_Task details_.
Pick out each line with the word "Revenue" from the material that follows.
┄┄┄┄┄┄┄┄┄┄
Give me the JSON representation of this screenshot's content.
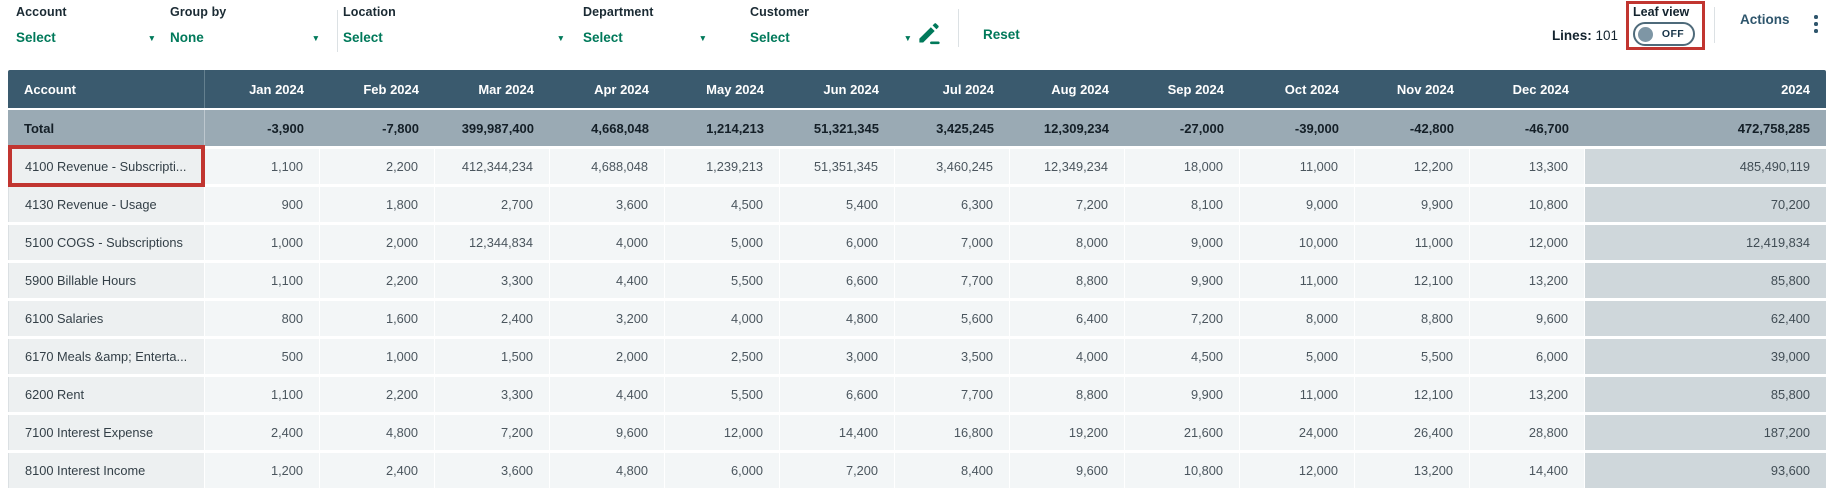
{
  "filter_bar": {
    "filters": [
      {
        "label": "Account",
        "value": "Select"
      },
      {
        "label": "Group by",
        "value": "None"
      },
      {
        "label": "Location",
        "value": "Select"
      },
      {
        "label": "Department",
        "value": "Select"
      },
      {
        "label": "Customer",
        "value": "Select"
      }
    ],
    "reset_label": "Reset"
  },
  "toolbar": {
    "lines_label": "Lines:",
    "lines_count": "101",
    "leaf_view": {
      "label": "Leaf view",
      "state": "OFF"
    },
    "actions_label": "Actions"
  },
  "table": {
    "columns": [
      "Account",
      "Jan 2024",
      "Feb 2024",
      "Mar 2024",
      "Apr 2024",
      "May 2024",
      "Jun 2024",
      "Jul 2024",
      "Aug 2024",
      "Sep 2024",
      "Oct 2024",
      "Nov 2024",
      "Dec 2024",
      "2024"
    ],
    "total_row": {
      "account": "Total",
      "values": [
        "-3,900",
        "-7,800",
        "399,987,400",
        "4,668,048",
        "1,214,213",
        "51,321,345",
        "3,425,245",
        "12,309,234",
        "-27,000",
        "-39,000",
        "-42,800",
        "-46,700",
        "472,758,285"
      ]
    },
    "rows": [
      {
        "account": "4100 Revenue - Subscripti...",
        "highlighted": true,
        "values": [
          "1,100",
          "2,200",
          "412,344,234",
          "4,688,048",
          "1,239,213",
          "51,351,345",
          "3,460,245",
          "12,349,234",
          "18,000",
          "11,000",
          "12,200",
          "13,300",
          "485,490,119"
        ]
      },
      {
        "account": "4130 Revenue - Usage",
        "highlighted": false,
        "values": [
          "900",
          "1,800",
          "2,700",
          "3,600",
          "4,500",
          "5,400",
          "6,300",
          "7,200",
          "8,100",
          "9,000",
          "9,900",
          "10,800",
          "70,200"
        ]
      },
      {
        "account": "5100 COGS - Subscriptions",
        "highlighted": false,
        "values": [
          "1,000",
          "2,000",
          "12,344,834",
          "4,000",
          "5,000",
          "6,000",
          "7,000",
          "8,000",
          "9,000",
          "10,000",
          "11,000",
          "12,000",
          "12,419,834"
        ]
      },
      {
        "account": "5900 Billable Hours",
        "highlighted": false,
        "values": [
          "1,100",
          "2,200",
          "3,300",
          "4,400",
          "5,500",
          "6,600",
          "7,700",
          "8,800",
          "9,900",
          "11,000",
          "12,100",
          "13,200",
          "85,800"
        ]
      },
      {
        "account": "6100 Salaries",
        "highlighted": false,
        "values": [
          "800",
          "1,600",
          "2,400",
          "3,200",
          "4,000",
          "4,800",
          "5,600",
          "6,400",
          "7,200",
          "8,000",
          "8,800",
          "9,600",
          "62,400"
        ]
      },
      {
        "account": "6170 Meals &amp; Enterta...",
        "highlighted": false,
        "values": [
          "500",
          "1,000",
          "1,500",
          "2,000",
          "2,500",
          "3,000",
          "3,500",
          "4,000",
          "4,500",
          "5,000",
          "5,500",
          "6,000",
          "39,000"
        ]
      },
      {
        "account": "6200 Rent",
        "highlighted": false,
        "values": [
          "1,100",
          "2,200",
          "3,300",
          "4,400",
          "5,500",
          "6,600",
          "7,700",
          "8,800",
          "9,900",
          "11,000",
          "12,100",
          "13,200",
          "85,800"
        ]
      },
      {
        "account": "7100 Interest Expense",
        "highlighted": false,
        "values": [
          "2,400",
          "4,800",
          "7,200",
          "9,600",
          "12,000",
          "14,400",
          "16,800",
          "19,200",
          "21,600",
          "24,000",
          "26,400",
          "28,800",
          "187,200"
        ]
      },
      {
        "account": "8100 Interest Income",
        "highlighted": false,
        "values": [
          "1,200",
          "2,400",
          "3,600",
          "4,800",
          "6,000",
          "7,200",
          "8,400",
          "9,600",
          "10,800",
          "12,000",
          "13,200",
          "14,400",
          "93,600"
        ]
      }
    ]
  },
  "annotations": {
    "boxes": [
      "leaf-view-toggle",
      "first-account-row"
    ]
  },
  "colors": {
    "accent_green": "#00795a",
    "header_bg": "#3a5a6e",
    "total_row_bg": "#9aaab4",
    "account_cell_bg": "#edf0f1",
    "data_cell_bg": "#f3f6f7",
    "year_column_bg": "#cfd7db",
    "annotation_red": "#c13530",
    "slate_text": "#2e556c"
  }
}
┄┄┄┄┄┄┄┄┄┄
_Response to this task_.
        "account": "4100 Revenue - Subscripti...",
        "account": "4130 Revenue - Usage",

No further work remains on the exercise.